*What the exercise asks*.
The data below should be printed in full, exactly, and without any of its images.

*Supplied material*.

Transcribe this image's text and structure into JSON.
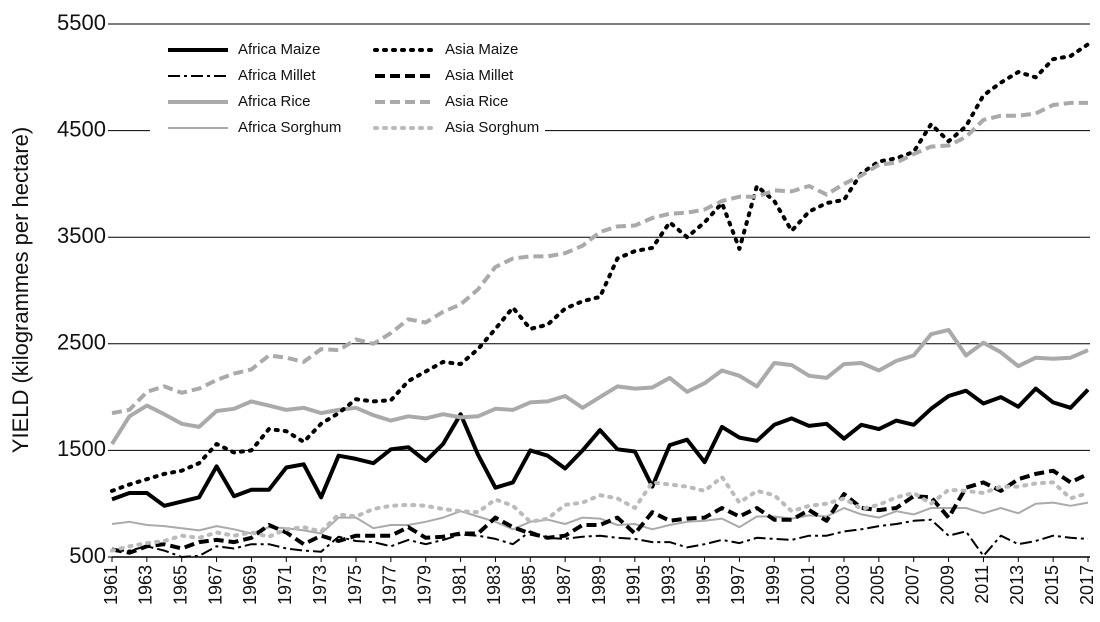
{
  "chart_data": {
    "type": "line",
    "y_label": "YIELD (kilogrammes per hectare)",
    "x": [
      1961,
      1962,
      1963,
      1964,
      1965,
      1966,
      1967,
      1968,
      1969,
      1970,
      1971,
      1972,
      1973,
      1974,
      1975,
      1976,
      1977,
      1978,
      1979,
      1980,
      1981,
      1982,
      1983,
      1984,
      1985,
      1986,
      1987,
      1988,
      1989,
      1990,
      1991,
      1992,
      1993,
      1994,
      1995,
      1996,
      1997,
      1998,
      1999,
      2000,
      2001,
      2002,
      2003,
      2004,
      2005,
      2006,
      2007,
      2008,
      2009,
      2010,
      2011,
      2012,
      2013,
      2014,
      2015,
      2016,
      2017
    ],
    "xlim": [
      1961,
      2017
    ],
    "xticks": [
      1961,
      1963,
      1965,
      1967,
      1969,
      1971,
      1973,
      1975,
      1977,
      1979,
      1981,
      1983,
      1985,
      1987,
      1989,
      1991,
      1993,
      1995,
      1997,
      1999,
      2001,
      2003,
      2005,
      2007,
      2009,
      2011,
      2013,
      2015,
      2017
    ],
    "ylim": [
      500,
      5500
    ],
    "yticks": [
      500,
      1500,
      2500,
      3500,
      4500,
      5500
    ],
    "grid": true,
    "legend": "upper-left",
    "series": [
      {
        "name": "Africa Maize",
        "color": "#000000",
        "style": "solid",
        "weight": "thick",
        "values": [
          1040,
          1100,
          1100,
          980,
          1020,
          1060,
          1350,
          1070,
          1130,
          1130,
          1340,
          1370,
          1060,
          1450,
          1420,
          1380,
          1510,
          1530,
          1400,
          1560,
          1840,
          1460,
          1150,
          1200,
          1500,
          1450,
          1330,
          1500,
          1690,
          1510,
          1490,
          1160,
          1550,
          1600,
          1390,
          1720,
          1620,
          1590,
          1740,
          1800,
          1730,
          1750,
          1610,
          1740,
          1700,
          1780,
          1740,
          1890,
          2010,
          2060,
          1940,
          2000,
          1910,
          2080,
          1950,
          1900,
          2070
        ]
      },
      {
        "name": "Africa Millet",
        "color": "#000000",
        "style": "dashdot",
        "weight": "thin",
        "values": [
          560,
          560,
          600,
          560,
          500,
          510,
          600,
          580,
          620,
          620,
          580,
          560,
          550,
          690,
          650,
          640,
          600,
          660,
          620,
          660,
          710,
          700,
          670,
          620,
          740,
          680,
          670,
          690,
          700,
          680,
          670,
          640,
          640,
          590,
          620,
          660,
          630,
          680,
          670,
          660,
          700,
          700,
          740,
          760,
          790,
          810,
          840,
          850,
          700,
          740,
          510,
          700,
          620,
          650,
          700,
          680,
          670
        ]
      },
      {
        "name": "Africa Rice",
        "color": "#aaaaaa",
        "style": "solid",
        "weight": "thick",
        "values": [
          1560,
          1820,
          1920,
          1840,
          1750,
          1720,
          1870,
          1890,
          1960,
          1920,
          1880,
          1900,
          1850,
          1880,
          1900,
          1830,
          1780,
          1820,
          1800,
          1840,
          1810,
          1820,
          1890,
          1880,
          1950,
          1960,
          2010,
          1900,
          2000,
          2100,
          2080,
          2090,
          2180,
          2050,
          2130,
          2250,
          2200,
          2100,
          2320,
          2300,
          2200,
          2180,
          2310,
          2320,
          2250,
          2340,
          2390,
          2590,
          2630,
          2390,
          2510,
          2420,
          2290,
          2370,
          2360,
          2370,
          2440
        ]
      },
      {
        "name": "Africa Sorghum",
        "color": "#aaaaaa",
        "style": "solid",
        "weight": "thin",
        "values": [
          810,
          830,
          800,
          790,
          770,
          750,
          790,
          760,
          720,
          780,
          770,
          750,
          720,
          870,
          870,
          770,
          800,
          800,
          830,
          870,
          930,
          880,
          830,
          760,
          830,
          850,
          810,
          870,
          860,
          800,
          810,
          760,
          800,
          830,
          840,
          860,
          780,
          880,
          880,
          860,
          890,
          880,
          960,
          900,
          870,
          930,
          900,
          960,
          960,
          960,
          910,
          960,
          910,
          1000,
          1010,
          980,
          1010
        ]
      },
      {
        "name": "Asia Maize",
        "color": "#000000",
        "style": "dotted",
        "weight": "thick",
        "values": [
          1120,
          1180,
          1230,
          1280,
          1310,
          1380,
          1560,
          1480,
          1500,
          1700,
          1680,
          1580,
          1750,
          1850,
          1980,
          1960,
          1970,
          2150,
          2240,
          2330,
          2310,
          2450,
          2640,
          2840,
          2640,
          2680,
          2830,
          2900,
          2940,
          3300,
          3370,
          3400,
          3640,
          3500,
          3640,
          3820,
          3390,
          3980,
          3840,
          3560,
          3740,
          3820,
          3850,
          4100,
          4210,
          4240,
          4300,
          4560,
          4400,
          4540,
          4830,
          4950,
          5050,
          5000,
          5170,
          5200,
          5310
        ]
      },
      {
        "name": "Asia Millet",
        "color": "#000000",
        "style": "dashed",
        "weight": "thick",
        "values": [
          570,
          540,
          600,
          620,
          580,
          640,
          660,
          640,
          680,
          800,
          730,
          620,
          700,
          650,
          700,
          700,
          700,
          780,
          680,
          690,
          720,
          720,
          870,
          780,
          720,
          680,
          700,
          800,
          800,
          870,
          720,
          920,
          840,
          860,
          870,
          960,
          880,
          960,
          850,
          850,
          940,
          840,
          1090,
          960,
          940,
          960,
          1070,
          1060,
          870,
          1150,
          1200,
          1120,
          1230,
          1280,
          1310,
          1200,
          1280
        ]
      },
      {
        "name": "Asia Rice",
        "color": "#aaaaaa",
        "style": "dashed",
        "weight": "thick",
        "values": [
          1850,
          1880,
          2050,
          2100,
          2040,
          2080,
          2160,
          2220,
          2260,
          2390,
          2370,
          2330,
          2450,
          2440,
          2540,
          2500,
          2600,
          2730,
          2700,
          2800,
          2870,
          3010,
          3220,
          3300,
          3320,
          3320,
          3350,
          3420,
          3550,
          3600,
          3610,
          3680,
          3720,
          3730,
          3760,
          3840,
          3880,
          3880,
          3940,
          3930,
          3980,
          3900,
          4000,
          4080,
          4180,
          4200,
          4280,
          4350,
          4360,
          4440,
          4600,
          4640,
          4640,
          4660,
          4740,
          4760,
          4760
        ]
      },
      {
        "name": "Asia Sorghum",
        "color": "#bbbbbb",
        "style": "dotted",
        "weight": "thick",
        "values": [
          560,
          600,
          630,
          650,
          700,
          680,
          730,
          700,
          730,
          690,
          760,
          780,
          740,
          900,
          880,
          950,
          980,
          990,
          980,
          950,
          930,
          920,
          1040,
          980,
          830,
          860,
          990,
          1010,
          1080,
          1050,
          960,
          1200,
          1180,
          1160,
          1120,
          1250,
          1010,
          1120,
          1080,
          930,
          980,
          1000,
          1050,
          950,
          990,
          1060,
          1100,
          1000,
          1130,
          1120,
          1100,
          1160,
          1160,
          1190,
          1200,
          1050,
          1100
        ]
      }
    ]
  }
}
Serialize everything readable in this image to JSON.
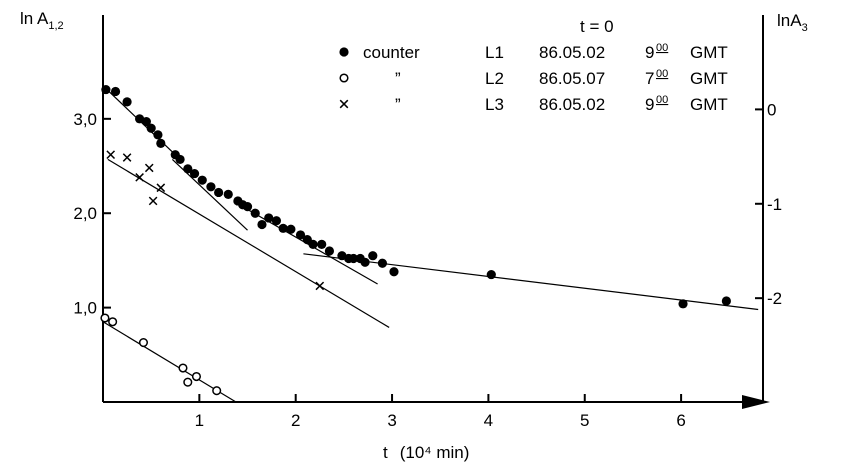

*The completed task*.
Transcribe this image's text and structure into JSON.
{
  "chart_data": {
    "type": "line",
    "y_label": "YIELD (kilogrammes per hectare)",
    "x": [
      1961,
      1962,
      1963,
      1964,
      1965,
      1966,
      1967,
      1968,
      1969,
      1970,
      1971,
      1972,
      1973,
      1974,
      1975,
      1976,
      1977,
      1978,
      1979,
      1980,
      1981,
      1982,
      1983,
      1984,
      1985,
      1986,
      1987,
      1988,
      1989,
      1990,
      1991,
      1992,
      1993,
      1994,
      1995,
      1996,
      1997,
      1998,
      1999,
      2000,
      2001,
      2002,
      2003,
      2004,
      2005,
      2006,
      2007,
      2008,
      2009,
      2010,
      2011,
      2012,
      2013,
      2014,
      2015,
      2016,
      2017
    ],
    "xlim": [
      1961,
      2017
    ],
    "xticks": [
      1961,
      1963,
      1965,
      1967,
      1969,
      1971,
      1973,
      1975,
      1977,
      1979,
      1981,
      1983,
      1985,
      1987,
      1989,
      1991,
      1993,
      1995,
      1997,
      1999,
      2001,
      2003,
      2005,
      2007,
      2009,
      2011,
      2013,
      2015,
      2017
    ],
    "ylim": [
      500,
      5500
    ],
    "yticks": [
      500,
      1500,
      2500,
      3500,
      4500,
      5500
    ],
    "grid": true,
    "legend": "upper-left",
    "series": [
      {
        "name": "Africa Maize",
        "color": "#000000",
        "style": "solid",
        "weight": "thick",
        "values": [
          1040,
          1100,
          1100,
          980,
          1020,
          1060,
          1350,
          1070,
          1130,
          1130,
          1340,
          1370,
          1060,
          1450,
          1420,
          1380,
          1510,
          1530,
          1400,
          1560,
          1840,
          1460,
          1150,
          1200,
          1500,
          1450,
          1330,
          1500,
          1690,
          1510,
          1490,
          1160,
          1550,
          1600,
          1390,
          1720,
          1620,
          1590,
          1740,
          1800,
          1730,
          1750,
          1610,
          1740,
          1700,
          1780,
          1740,
          1890,
          2010,
          2060,
          1940,
          2000,
          1910,
          2080,
          1950,
          1900,
          2070
        ]
      },
      {
        "name": "Africa Millet",
        "color": "#000000",
        "style": "dashdot",
        "weight": "thin",
        "values": [
          560,
          560,
          600,
          560,
          500,
          510,
          600,
          580,
          620,
          620,
          580,
          560,
          550,
          690,
          650,
          640,
          600,
          660,
          620,
          660,
          710,
          700,
          670,
          620,
          740,
          680,
          670,
          690,
          700,
          680,
          670,
          640,
          640,
          590,
          620,
          660,
          630,
          680,
          670,
          660,
          700,
          700,
          740,
          760,
          790,
          810,
          840,
          850,
          700,
          740,
          510,
          700,
          620,
          650,
          700,
          680,
          670
        ]
      },
      {
        "name": "Africa Rice",
        "color": "#aaaaaa",
        "style": "solid",
        "weight": "thick",
        "values": [
          1560,
          1820,
          1920,
          1840,
          1750,
          1720,
          1870,
          1890,
          1960,
          1920,
          1880,
          1900,
          1850,
          1880,
          1900,
          1830,
          1780,
          1820,
          1800,
          1840,
          1810,
          1820,
          1890,
          1880,
          1950,
          1960,
          2010,
          1900,
          2000,
          2100,
          2080,
          2090,
          2180,
          2050,
          2130,
          2250,
          2200,
          2100,
          2320,
          2300,
          2200,
          2180,
          2310,
          2320,
          2250,
          2340,
          2390,
          2590,
          2630,
          2390,
          2510,
          2420,
          2290,
          2370,
          2360,
          2370,
          2440
        ]
      },
      {
        "name": "Africa Sorghum",
        "color": "#aaaaaa",
        "style": "solid",
        "weight": "thin",
        "values": [
          810,
          830,
          800,
          790,
          770,
          750,
          790,
          760,
          720,
          780,
          770,
          750,
          720,
          870,
          870,
          770,
          800,
          800,
          830,
          870,
          930,
          880,
          830,
          760,
          830,
          850,
          810,
          870,
          860,
          800,
          810,
          760,
          800,
          830,
          840,
          860,
          780,
          880,
          880,
          860,
          890,
          880,
          960,
          900,
          870,
          930,
          900,
          960,
          960,
          960,
          910,
          960,
          910,
          1000,
          1010,
          980,
          1010
        ]
      },
      {
        "name": "Asia Maize",
        "color": "#000000",
        "style": "dotted",
        "weight": "thick",
        "values": [
          1120,
          1180,
          1230,
          1280,
          1310,
          1380,
          1560,
          1480,
          1500,
          1700,
          1680,
          1580,
          1750,
          1850,
          1980,
          1960,
          1970,
          2150,
          2240,
          2330,
          2310,
          2450,
          2640,
          2840,
          2640,
          2680,
          2830,
          2900,
          2940,
          3300,
          3370,
          3400,
          3640,
          3500,
          3640,
          3820,
          3390,
          3980,
          3840,
          3560,
          3740,
          3820,
          3850,
          4100,
          4210,
          4240,
          4300,
          4560,
          4400,
          4540,
          4830,
          4950,
          5050,
          5000,
          5170,
          5200,
          5310
        ]
      },
      {
        "name": "Asia Millet",
        "color": "#000000",
        "style": "dashed",
        "weight": "thick",
        "values": [
          570,
          540,
          600,
          620,
          580,
          640,
          660,
          640,
          680,
          800,
          730,
          620,
          700,
          650,
          700,
          700,
          700,
          780,
          680,
          690,
          720,
          720,
          870,
          780,
          720,
          680,
          700,
          800,
          800,
          870,
          720,
          920,
          840,
          860,
          870,
          960,
          880,
          960,
          850,
          850,
          940,
          840,
          1090,
          960,
          940,
          960,
          1070,
          1060,
          870,
          1150,
          1200,
          1120,
          1230,
          1280,
          1310,
          1200,
          1280
        ]
      },
      {
        "name": "Asia Rice",
        "color": "#aaaaaa",
        "style": "dashed",
        "weight": "thick",
        "values": [
          1850,
          1880,
          2050,
          2100,
          2040,
          2080,
          2160,
          2220,
          2260,
          2390,
          2370,
          2330,
          2450,
          2440,
          2540,
          2500,
          2600,
          2730,
          2700,
          2800,
          2870,
          3010,
          3220,
          3300,
          3320,
          3320,
          3350,
          3420,
          3550,
          3600,
          3610,
          3680,
          3720,
          3730,
          3760,
          3840,
          3880,
          3880,
          3940,
          3930,
          3980,
          3900,
          4000,
          4080,
          4180,
          4200,
          4280,
          4350,
          4360,
          4440,
          4600,
          4640,
          4640,
          4660,
          4740,
          4760,
          4760
        ]
      },
      {
        "name": "Asia Sorghum",
        "color": "#bbbbbb",
        "style": "dotted",
        "weight": "thick",
        "values": [
          560,
          600,
          630,
          650,
          700,
          680,
          730,
          700,
          730,
          690,
          760,
          780,
          740,
          900,
          880,
          950,
          980,
          990,
          980,
          950,
          930,
          920,
          1040,
          980,
          830,
          860,
          990,
          1010,
          1080,
          1050,
          960,
          1200,
          1180,
          1160,
          1120,
          1250,
          1010,
          1120,
          1080,
          930,
          980,
          1000,
          1050,
          950,
          990,
          1060,
          1100,
          1000,
          1130,
          1120,
          1100,
          1160,
          1160,
          1190,
          1200,
          1050,
          1100
        ]
      }
    ]
  }
}
Serialize everything readable in this image to JSON.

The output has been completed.